*Page*
You are viewing a plain text version of this content. The canonical link for it is here.
Posted to java-user@lucene.apache.org by Klaus <kl...@vommond.de> on 2006/01/09 17:19:20 UTC

Finding similar documents

Hi,

is there are build-in method for finding similar documents to one given
document?

Thx,

Klaus


---------------------------------------------------------------------
To unsubscribe, e-mail: java-user-unsubscribe@lucene.apache.org
For additional commands, e-mail: java-user-help@lucene.apache.org


Re: Finding similar documents

Posted by Stefan Gusenbauer <st...@kbse.net>.
Grant Ingersoll wrote:

> I believe there is a MoreLikeThis class floating around somewhere (I 
> think it is in the contrib/similarity package).  The Lucene book also 
> has a good example, and I have some examples at 
> http://www.cnlp.org/apachecon2005 that demonstrate using term vectors 
> to do this
>
> Klaus wrote:
>
>> Hi,
>>
>> is there are build-in method for finding similar documents to one given
>> document?

*Material*
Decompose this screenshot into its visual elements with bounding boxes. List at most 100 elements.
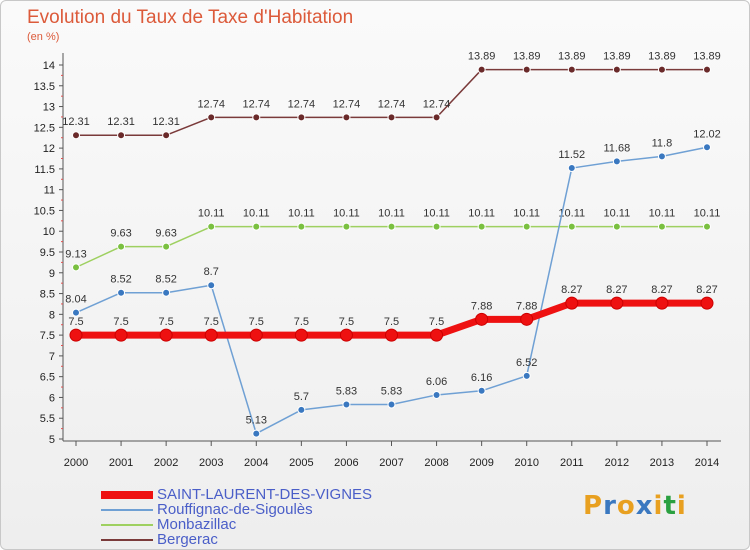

*Tasks to carry out*
- a) In the thread on finding similar documents, which package does Grant Ingersoll think contains the MoreLikeThis class?
- b) Carry on the thread on finding similar documents from the point where it stops.

*Responses to the tasks*
- a) The contrib/similarity package.

- b)
>>
>> Thx,
>>
>> Klaus
>>
>>
>> ---------------------------------------------------------------------
>> To unsubscribe, e-mail: java-user-unsubscribe@lucene.apache.org
>> For additional commands, e-mail: java-user-help@lucene.apache.org
>>
>>
>>  
>>
>
I've implemented a simple relevance feedback algorithm which extracts 
terms from all interesting documents and builds up a new query with this 
terms. This is pretty simple but It works in most cases.


---------------------------------------------------------------------
To unsubscribe, e-mail: java-user-unsubscribe@lucene.apache.org
For additional commands, e-mail: java-user-help@lucene.apache.org


Re: Finding similar documents

Posted by Grant Ingersoll <gs...@syr.edu>.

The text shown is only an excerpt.